-- START OF Input records --

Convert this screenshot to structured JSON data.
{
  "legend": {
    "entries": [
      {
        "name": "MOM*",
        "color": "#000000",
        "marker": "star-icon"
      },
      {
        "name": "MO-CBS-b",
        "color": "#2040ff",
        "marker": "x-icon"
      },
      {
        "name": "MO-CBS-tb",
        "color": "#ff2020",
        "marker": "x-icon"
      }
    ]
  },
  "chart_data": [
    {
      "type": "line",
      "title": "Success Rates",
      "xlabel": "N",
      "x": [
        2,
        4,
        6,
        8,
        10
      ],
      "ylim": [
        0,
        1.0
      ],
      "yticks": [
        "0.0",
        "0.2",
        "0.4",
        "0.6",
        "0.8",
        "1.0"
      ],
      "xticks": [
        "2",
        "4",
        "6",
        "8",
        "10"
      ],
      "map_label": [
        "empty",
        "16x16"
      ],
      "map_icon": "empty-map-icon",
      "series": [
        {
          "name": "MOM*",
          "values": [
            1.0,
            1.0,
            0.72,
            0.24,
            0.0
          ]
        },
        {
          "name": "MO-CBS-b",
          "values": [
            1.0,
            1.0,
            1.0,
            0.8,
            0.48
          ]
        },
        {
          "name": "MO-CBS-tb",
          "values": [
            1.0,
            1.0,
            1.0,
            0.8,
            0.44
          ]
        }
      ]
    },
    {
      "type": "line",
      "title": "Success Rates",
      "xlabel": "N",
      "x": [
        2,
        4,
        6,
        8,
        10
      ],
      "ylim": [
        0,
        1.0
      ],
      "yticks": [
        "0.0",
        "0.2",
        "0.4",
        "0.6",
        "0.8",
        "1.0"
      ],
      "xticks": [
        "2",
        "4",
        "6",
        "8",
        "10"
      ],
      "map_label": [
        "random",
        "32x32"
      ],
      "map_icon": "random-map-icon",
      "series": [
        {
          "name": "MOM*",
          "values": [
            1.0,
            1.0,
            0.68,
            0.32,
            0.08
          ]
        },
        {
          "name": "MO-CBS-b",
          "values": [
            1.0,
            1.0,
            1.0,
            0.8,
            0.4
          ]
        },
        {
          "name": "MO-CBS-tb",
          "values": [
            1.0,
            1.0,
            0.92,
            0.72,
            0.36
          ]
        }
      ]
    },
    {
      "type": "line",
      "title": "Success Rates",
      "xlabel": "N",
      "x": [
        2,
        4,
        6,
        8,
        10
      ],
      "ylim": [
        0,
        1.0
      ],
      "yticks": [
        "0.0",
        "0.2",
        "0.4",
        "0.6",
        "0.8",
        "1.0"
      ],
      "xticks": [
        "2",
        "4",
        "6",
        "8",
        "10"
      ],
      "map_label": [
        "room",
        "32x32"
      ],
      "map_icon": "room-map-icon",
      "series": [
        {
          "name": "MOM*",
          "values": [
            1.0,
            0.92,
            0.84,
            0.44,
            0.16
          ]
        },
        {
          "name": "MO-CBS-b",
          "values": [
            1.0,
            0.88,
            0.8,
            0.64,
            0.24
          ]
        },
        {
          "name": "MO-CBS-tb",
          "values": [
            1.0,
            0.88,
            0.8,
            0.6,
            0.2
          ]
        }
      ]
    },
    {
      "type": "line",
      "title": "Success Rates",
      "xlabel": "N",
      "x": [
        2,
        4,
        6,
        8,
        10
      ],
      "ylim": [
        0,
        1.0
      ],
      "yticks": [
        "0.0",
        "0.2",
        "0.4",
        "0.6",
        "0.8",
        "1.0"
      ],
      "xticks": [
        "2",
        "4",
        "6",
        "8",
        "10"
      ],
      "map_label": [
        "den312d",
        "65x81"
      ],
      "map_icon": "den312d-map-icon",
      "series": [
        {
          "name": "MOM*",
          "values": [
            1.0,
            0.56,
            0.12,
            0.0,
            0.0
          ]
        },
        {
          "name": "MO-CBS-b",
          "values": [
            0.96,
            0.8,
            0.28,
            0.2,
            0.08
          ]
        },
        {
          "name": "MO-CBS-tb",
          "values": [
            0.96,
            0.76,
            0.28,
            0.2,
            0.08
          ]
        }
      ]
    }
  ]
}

-- END OF Input records --

* What is needed
Some lines of the data above may hold the word "color"; report how many do, and nothing else.

* Solution to this problem
3